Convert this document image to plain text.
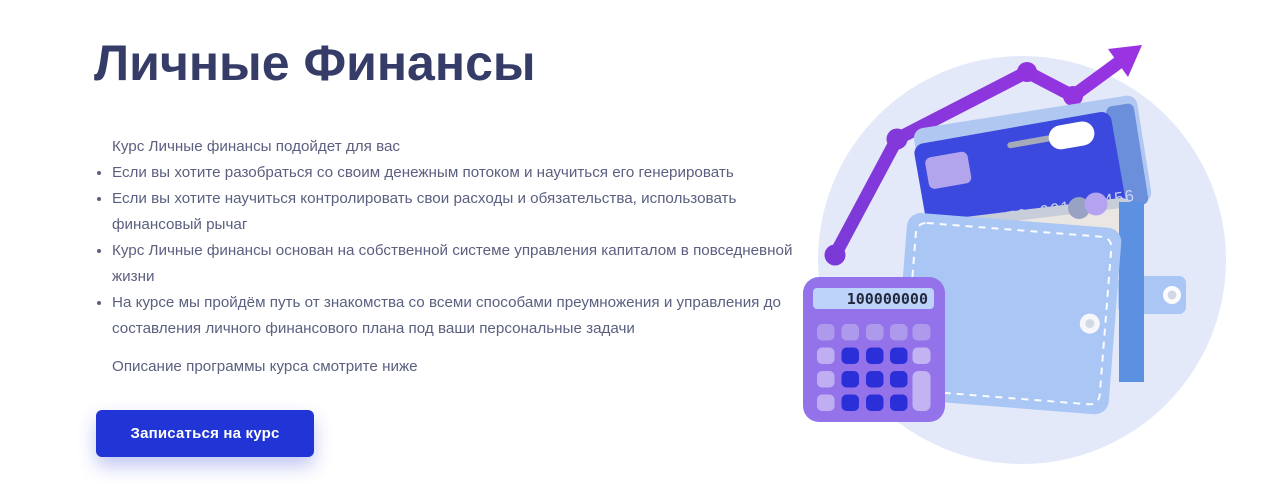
Личные Финансы

Курс Личные финансы подойдет для вас

• Если вы хотите разобраться со своим денежным потоком и научиться его генерировать
• Если вы хотите научиться контролировать свои расходы и обязательства, использовать финансовый рычаг
• Курс Личные финансы основан на собственной системе управления капиталом в повседневной жизни
• На курсе мы пройдём путь от знакомства со всеми способами преумножения и управления до составления личного финансового плана под ваши персональные задачи

Описание программы курса смотрите ниже

Записаться на курс
100000000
+ + + +
• [REQUIRED TASK]: Give every line back word for word and leave the pictures out.

• [EXERCISE OUTPUT]:
Convert this document image to plain text.
Личные Финансы

Курс Личные финансы подойдет для вас

• Если вы хотите разобраться со своим денежным потоком и научиться его генерировать
• Если вы хотите научиться контролировать свои расходы и обязательства, использовать финансовый рычаг
• Курс Личные финансы основан на собственной системе управления капиталом в повседневной жизни
• На курсе мы пройдём путь от знакомства со всеми способами преумножения и управления до составления личного финансового плана под ваши персональные задачи

Описание программы курса смотрите ниже

Записаться на курс
100000000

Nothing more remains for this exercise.